- Exercise
Scan the material below for lines with the word "colors" and report how many there are, with nothing added.
========
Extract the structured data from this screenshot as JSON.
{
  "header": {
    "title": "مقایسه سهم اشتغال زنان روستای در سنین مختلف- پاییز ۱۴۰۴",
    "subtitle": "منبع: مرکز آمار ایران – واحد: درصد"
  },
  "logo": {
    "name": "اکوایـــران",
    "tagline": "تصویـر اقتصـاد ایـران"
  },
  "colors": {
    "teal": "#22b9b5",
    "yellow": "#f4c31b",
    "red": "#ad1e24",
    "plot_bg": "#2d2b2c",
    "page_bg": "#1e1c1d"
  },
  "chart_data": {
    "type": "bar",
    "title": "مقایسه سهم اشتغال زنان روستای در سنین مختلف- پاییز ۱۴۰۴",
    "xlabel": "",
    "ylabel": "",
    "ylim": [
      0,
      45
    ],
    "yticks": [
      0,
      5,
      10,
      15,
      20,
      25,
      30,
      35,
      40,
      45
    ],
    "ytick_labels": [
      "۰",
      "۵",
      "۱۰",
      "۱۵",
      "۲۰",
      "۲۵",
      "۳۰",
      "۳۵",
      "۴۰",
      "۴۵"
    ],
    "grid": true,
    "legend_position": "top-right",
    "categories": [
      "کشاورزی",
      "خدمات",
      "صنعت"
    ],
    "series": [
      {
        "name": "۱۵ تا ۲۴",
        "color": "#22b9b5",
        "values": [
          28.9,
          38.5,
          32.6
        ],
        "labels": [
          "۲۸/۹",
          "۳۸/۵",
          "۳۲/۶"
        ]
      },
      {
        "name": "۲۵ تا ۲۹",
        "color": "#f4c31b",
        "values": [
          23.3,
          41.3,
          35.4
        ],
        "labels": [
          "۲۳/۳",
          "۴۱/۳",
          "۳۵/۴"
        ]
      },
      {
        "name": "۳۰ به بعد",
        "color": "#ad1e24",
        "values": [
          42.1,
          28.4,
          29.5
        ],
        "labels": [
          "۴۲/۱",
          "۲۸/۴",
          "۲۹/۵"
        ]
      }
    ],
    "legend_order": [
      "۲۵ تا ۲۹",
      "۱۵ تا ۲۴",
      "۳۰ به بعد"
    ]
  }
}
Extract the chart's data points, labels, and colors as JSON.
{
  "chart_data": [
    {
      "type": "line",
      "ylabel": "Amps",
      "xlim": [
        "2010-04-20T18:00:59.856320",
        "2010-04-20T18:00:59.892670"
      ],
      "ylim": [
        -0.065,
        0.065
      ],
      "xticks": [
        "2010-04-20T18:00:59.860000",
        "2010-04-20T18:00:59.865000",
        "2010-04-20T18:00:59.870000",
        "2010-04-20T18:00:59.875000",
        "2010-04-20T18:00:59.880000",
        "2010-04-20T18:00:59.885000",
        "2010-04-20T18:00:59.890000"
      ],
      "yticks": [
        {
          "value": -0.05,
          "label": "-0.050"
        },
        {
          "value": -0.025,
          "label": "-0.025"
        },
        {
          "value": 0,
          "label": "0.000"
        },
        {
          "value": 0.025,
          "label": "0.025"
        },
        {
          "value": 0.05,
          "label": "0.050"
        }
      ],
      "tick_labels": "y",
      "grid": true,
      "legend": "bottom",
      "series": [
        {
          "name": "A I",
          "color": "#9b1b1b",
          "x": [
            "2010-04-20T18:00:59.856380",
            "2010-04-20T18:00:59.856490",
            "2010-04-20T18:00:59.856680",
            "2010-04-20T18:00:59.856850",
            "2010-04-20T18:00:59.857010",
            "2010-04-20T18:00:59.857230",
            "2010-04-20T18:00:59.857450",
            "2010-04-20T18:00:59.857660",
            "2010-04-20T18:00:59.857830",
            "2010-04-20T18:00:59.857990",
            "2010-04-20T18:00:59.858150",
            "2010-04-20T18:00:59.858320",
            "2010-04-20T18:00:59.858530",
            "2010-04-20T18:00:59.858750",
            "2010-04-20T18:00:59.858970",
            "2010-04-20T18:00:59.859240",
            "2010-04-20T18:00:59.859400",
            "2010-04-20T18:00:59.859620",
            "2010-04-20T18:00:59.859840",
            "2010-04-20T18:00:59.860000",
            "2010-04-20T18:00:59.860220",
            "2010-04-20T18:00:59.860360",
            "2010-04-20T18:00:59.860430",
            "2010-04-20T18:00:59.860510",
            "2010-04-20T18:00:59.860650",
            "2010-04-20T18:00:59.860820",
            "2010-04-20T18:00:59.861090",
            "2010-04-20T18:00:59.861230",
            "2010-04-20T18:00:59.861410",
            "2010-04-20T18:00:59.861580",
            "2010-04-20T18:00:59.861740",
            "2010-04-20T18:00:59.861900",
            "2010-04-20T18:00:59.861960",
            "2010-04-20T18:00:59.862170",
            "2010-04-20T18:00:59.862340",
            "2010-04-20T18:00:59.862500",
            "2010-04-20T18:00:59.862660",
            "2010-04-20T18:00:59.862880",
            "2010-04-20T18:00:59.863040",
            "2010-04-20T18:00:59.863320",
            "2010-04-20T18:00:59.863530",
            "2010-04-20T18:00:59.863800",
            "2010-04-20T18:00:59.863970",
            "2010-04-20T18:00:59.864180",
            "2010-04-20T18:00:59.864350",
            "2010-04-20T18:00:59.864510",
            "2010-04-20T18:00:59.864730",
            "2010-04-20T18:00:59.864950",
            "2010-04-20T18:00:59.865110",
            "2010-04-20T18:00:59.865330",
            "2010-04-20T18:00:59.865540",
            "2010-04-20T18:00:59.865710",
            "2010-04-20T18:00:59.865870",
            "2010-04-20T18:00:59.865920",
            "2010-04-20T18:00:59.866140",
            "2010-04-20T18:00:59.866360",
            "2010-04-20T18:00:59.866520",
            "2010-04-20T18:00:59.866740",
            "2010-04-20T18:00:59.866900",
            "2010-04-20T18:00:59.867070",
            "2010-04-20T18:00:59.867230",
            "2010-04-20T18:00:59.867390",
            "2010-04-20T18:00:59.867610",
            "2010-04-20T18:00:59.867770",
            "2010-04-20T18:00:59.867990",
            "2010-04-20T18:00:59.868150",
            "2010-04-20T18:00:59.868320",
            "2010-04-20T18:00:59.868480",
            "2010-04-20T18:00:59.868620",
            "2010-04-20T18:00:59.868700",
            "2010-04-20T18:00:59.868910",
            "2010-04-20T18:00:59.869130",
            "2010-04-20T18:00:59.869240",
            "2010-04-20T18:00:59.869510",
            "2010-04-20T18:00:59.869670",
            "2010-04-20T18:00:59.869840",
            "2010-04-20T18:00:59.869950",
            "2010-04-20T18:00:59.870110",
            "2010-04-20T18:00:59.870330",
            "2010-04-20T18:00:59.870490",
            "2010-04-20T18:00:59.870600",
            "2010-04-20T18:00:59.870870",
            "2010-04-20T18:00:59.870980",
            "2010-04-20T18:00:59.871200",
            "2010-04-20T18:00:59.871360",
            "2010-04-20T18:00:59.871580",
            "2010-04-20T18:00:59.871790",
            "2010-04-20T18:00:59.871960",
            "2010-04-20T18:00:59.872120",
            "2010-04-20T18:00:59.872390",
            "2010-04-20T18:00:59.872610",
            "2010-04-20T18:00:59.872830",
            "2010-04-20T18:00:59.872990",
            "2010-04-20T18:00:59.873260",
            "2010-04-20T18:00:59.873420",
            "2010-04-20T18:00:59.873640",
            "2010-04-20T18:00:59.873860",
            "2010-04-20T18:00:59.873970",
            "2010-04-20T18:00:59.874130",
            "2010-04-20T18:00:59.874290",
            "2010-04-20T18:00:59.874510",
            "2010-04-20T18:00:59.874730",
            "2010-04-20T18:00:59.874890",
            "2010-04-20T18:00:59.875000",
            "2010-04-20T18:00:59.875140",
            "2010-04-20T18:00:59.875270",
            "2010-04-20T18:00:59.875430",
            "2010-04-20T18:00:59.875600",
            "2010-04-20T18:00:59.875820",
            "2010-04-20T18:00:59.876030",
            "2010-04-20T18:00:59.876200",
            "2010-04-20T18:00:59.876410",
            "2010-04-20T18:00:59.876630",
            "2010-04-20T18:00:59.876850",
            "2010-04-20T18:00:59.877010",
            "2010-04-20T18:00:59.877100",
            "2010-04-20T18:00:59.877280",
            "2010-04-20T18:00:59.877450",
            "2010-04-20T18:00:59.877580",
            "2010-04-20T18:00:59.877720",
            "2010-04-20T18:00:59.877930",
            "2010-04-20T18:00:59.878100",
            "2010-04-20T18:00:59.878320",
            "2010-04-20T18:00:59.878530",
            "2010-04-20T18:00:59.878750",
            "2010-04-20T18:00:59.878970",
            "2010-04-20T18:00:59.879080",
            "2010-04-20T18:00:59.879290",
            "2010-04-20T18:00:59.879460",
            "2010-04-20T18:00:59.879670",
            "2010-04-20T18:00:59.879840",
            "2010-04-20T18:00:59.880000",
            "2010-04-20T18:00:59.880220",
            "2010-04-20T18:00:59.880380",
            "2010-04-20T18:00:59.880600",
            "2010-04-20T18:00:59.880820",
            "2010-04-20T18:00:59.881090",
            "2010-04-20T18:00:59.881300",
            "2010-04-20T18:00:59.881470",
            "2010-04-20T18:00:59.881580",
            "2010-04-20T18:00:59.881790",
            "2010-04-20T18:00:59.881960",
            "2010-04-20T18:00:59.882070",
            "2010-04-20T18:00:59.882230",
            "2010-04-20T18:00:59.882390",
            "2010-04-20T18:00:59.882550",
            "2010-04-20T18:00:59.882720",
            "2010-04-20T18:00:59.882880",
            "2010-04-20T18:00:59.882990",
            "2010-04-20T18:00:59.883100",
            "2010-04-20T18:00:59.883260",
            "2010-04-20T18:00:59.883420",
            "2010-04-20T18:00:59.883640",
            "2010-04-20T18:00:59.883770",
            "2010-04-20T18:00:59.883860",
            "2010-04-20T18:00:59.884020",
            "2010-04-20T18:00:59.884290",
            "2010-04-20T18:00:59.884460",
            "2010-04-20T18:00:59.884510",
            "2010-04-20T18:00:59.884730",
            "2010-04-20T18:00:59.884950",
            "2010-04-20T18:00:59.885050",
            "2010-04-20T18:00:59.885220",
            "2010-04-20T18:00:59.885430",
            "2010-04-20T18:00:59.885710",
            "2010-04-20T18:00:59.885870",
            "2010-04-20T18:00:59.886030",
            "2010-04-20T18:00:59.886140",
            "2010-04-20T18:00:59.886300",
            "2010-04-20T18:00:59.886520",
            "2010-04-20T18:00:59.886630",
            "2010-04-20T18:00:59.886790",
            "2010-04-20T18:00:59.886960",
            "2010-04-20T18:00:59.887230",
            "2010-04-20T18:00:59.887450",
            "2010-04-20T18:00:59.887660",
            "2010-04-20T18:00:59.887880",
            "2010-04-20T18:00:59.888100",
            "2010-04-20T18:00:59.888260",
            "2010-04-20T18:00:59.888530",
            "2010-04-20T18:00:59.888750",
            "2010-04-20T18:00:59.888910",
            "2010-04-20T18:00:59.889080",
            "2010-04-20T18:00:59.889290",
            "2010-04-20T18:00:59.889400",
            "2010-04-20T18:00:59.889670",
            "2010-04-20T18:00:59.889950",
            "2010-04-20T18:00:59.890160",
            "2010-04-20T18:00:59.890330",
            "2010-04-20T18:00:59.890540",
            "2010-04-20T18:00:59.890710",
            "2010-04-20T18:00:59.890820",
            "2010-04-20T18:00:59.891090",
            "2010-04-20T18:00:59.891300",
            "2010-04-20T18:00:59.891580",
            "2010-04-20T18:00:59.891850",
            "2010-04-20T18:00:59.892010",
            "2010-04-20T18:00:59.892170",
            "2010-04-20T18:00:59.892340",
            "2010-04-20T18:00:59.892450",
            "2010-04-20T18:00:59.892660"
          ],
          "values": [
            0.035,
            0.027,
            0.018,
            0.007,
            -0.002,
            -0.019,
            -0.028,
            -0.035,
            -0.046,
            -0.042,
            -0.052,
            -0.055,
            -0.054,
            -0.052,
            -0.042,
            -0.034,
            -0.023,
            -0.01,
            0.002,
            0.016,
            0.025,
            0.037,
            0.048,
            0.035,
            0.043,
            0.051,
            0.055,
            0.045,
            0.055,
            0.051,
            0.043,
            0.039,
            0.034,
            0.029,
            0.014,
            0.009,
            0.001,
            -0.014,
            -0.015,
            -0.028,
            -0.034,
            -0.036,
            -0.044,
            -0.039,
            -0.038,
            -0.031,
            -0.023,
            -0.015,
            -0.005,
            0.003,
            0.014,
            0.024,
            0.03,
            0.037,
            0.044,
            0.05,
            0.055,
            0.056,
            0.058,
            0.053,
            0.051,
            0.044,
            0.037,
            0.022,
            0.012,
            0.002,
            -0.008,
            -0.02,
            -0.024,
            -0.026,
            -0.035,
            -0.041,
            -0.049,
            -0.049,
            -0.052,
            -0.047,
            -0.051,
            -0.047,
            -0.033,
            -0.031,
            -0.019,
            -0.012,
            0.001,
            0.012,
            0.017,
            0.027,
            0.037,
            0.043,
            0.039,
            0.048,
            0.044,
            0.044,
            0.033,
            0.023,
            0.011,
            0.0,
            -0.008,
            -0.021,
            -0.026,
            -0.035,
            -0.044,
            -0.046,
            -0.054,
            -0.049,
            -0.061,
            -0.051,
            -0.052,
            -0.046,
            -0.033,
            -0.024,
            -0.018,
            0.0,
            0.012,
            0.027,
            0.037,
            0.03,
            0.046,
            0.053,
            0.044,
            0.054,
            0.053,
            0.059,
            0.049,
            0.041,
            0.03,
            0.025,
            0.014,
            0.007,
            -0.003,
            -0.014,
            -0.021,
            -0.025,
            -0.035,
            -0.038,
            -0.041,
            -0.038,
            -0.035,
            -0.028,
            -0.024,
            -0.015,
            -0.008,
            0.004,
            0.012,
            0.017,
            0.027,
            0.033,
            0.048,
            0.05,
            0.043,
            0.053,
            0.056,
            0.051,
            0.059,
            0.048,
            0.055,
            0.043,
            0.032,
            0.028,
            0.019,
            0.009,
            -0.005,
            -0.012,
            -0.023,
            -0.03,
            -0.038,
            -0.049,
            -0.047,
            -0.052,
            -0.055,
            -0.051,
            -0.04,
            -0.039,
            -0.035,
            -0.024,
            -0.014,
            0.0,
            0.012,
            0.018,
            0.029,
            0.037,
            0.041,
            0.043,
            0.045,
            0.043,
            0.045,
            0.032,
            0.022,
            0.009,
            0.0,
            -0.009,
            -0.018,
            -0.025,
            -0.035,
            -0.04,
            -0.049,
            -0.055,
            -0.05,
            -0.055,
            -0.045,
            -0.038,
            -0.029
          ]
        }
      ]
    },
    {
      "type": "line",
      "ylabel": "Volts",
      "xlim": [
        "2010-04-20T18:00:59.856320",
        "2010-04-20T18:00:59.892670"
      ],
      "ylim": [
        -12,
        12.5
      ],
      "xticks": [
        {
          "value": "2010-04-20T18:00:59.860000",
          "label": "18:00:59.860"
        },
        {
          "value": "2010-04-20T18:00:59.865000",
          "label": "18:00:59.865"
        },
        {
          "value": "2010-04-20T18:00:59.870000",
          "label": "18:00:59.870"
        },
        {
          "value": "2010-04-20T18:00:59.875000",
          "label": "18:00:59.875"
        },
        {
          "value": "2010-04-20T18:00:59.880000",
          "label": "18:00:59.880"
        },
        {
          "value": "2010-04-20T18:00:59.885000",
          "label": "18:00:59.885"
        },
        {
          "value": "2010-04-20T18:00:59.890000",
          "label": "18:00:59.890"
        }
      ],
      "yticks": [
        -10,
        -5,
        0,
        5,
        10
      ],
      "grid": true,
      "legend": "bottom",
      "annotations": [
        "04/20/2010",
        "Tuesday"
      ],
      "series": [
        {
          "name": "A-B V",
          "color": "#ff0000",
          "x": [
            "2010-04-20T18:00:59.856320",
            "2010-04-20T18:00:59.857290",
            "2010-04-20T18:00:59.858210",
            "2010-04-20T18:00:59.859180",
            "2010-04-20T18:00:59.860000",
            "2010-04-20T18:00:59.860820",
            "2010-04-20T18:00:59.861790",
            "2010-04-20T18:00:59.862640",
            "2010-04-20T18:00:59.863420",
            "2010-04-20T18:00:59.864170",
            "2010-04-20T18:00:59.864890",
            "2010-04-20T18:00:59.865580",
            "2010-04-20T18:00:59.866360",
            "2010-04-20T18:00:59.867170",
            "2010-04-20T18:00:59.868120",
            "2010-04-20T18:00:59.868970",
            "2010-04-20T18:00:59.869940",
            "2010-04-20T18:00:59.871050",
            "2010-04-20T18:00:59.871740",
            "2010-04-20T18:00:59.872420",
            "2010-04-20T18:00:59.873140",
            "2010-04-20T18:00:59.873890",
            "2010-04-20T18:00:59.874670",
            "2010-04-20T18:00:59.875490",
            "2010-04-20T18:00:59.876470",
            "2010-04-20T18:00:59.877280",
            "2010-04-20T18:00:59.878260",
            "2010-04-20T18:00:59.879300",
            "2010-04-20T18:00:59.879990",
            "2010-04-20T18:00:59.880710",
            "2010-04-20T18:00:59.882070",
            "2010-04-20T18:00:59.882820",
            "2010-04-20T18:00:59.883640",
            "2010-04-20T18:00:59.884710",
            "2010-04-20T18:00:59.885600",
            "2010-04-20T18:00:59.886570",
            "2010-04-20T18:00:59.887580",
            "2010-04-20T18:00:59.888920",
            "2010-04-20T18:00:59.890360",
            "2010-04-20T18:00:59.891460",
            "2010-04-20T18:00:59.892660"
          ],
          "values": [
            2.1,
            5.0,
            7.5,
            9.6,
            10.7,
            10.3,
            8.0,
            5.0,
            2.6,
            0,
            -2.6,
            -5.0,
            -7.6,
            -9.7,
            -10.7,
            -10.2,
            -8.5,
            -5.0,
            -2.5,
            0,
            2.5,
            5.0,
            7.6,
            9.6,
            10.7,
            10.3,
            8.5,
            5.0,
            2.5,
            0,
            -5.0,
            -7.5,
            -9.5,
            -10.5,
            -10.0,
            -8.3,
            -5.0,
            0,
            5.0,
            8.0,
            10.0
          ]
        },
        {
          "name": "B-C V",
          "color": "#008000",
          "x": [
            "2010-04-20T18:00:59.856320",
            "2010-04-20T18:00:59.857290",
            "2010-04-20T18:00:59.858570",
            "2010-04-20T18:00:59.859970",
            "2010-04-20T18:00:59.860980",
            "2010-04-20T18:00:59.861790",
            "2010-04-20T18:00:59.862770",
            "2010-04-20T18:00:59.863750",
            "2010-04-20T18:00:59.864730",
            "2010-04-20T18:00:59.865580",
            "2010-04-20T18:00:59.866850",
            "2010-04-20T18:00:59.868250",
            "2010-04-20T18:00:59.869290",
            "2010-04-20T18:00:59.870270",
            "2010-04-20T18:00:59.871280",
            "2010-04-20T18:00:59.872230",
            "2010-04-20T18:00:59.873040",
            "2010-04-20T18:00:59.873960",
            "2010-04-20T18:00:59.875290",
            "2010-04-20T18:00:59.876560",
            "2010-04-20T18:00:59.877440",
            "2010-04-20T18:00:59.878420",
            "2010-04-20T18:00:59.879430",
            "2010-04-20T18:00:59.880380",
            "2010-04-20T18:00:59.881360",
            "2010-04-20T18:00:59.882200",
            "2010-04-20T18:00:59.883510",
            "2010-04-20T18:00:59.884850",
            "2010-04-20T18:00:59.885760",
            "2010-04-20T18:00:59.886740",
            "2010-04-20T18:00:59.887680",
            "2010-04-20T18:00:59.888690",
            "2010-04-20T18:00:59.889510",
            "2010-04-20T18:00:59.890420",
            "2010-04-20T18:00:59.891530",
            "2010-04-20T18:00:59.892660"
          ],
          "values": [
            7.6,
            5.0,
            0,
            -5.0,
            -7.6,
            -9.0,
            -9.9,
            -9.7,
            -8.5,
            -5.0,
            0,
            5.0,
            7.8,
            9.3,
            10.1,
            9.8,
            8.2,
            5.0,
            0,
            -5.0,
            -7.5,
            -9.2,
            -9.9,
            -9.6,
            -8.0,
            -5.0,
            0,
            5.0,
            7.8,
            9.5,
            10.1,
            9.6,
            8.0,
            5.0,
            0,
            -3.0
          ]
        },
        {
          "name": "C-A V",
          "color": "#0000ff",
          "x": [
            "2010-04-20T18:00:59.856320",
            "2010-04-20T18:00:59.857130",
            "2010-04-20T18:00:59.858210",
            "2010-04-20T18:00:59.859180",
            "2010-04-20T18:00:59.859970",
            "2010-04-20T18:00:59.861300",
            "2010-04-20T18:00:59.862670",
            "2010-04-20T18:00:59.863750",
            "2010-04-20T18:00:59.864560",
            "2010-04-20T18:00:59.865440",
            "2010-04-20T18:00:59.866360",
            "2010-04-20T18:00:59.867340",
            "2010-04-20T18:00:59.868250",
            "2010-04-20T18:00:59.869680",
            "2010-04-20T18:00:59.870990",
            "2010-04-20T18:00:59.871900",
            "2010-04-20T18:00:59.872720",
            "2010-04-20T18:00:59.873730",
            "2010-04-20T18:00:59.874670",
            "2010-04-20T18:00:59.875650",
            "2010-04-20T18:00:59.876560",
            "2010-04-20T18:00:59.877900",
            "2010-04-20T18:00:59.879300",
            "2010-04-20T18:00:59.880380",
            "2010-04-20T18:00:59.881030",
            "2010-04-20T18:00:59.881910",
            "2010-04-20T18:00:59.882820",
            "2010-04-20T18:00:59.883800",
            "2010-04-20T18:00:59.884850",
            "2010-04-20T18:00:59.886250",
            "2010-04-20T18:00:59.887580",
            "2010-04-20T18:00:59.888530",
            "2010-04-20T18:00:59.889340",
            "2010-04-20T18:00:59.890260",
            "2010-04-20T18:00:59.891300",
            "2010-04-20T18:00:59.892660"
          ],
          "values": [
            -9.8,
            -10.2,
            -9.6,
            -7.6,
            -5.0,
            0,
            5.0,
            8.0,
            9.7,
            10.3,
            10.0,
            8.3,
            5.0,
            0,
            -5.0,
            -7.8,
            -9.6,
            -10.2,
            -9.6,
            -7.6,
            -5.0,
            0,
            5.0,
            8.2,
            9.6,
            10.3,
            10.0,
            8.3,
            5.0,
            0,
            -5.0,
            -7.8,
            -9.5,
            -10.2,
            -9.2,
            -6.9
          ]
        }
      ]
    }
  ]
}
========
- Final result
2